TO DO – Extract every line that contains the word "title".

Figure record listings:
►

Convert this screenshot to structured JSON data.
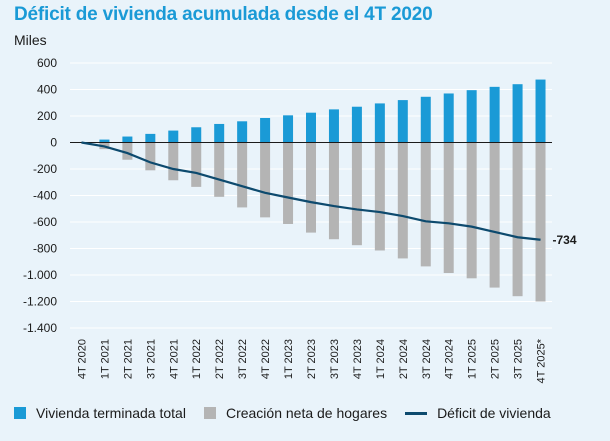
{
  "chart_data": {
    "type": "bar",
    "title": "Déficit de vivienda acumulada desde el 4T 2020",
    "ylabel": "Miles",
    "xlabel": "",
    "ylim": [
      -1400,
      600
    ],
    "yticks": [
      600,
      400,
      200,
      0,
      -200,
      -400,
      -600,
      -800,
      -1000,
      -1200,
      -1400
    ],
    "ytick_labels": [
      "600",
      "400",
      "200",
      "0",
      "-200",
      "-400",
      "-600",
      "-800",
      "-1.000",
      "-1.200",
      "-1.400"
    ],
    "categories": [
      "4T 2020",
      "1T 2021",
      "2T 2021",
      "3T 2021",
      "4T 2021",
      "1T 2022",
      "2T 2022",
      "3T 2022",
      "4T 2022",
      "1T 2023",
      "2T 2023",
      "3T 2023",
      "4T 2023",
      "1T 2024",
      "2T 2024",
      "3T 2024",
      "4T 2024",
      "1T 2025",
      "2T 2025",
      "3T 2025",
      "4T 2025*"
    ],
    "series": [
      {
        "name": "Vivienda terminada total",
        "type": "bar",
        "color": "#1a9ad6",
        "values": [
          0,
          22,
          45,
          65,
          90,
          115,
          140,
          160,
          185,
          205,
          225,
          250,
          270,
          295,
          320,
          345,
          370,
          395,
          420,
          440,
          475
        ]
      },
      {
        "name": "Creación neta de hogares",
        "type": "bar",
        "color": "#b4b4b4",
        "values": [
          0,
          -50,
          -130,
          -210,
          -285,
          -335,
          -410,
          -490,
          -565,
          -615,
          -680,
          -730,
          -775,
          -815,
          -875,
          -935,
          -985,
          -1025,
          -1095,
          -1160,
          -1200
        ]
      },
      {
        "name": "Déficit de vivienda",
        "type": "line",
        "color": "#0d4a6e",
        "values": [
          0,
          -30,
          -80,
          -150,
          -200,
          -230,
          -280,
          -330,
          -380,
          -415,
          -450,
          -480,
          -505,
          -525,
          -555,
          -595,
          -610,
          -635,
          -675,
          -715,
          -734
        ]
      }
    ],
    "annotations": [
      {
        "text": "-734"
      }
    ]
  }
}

◄
►

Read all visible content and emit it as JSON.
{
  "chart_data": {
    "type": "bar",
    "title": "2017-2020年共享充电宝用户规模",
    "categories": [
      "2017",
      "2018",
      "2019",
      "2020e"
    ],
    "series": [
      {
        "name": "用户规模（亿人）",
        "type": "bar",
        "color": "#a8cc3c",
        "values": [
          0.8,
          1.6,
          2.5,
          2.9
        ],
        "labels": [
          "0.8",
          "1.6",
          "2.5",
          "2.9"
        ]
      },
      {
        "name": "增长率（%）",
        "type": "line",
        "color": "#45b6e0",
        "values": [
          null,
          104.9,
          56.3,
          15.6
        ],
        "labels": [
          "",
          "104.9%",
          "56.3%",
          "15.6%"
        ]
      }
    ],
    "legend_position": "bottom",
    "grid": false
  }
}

◄

ANSWER TO THIS EXERCISE –
    "title": "Déficit de vivienda acumulada desde el 4T 2020",
    "title": "2017-2020年共享充电宝用户规模",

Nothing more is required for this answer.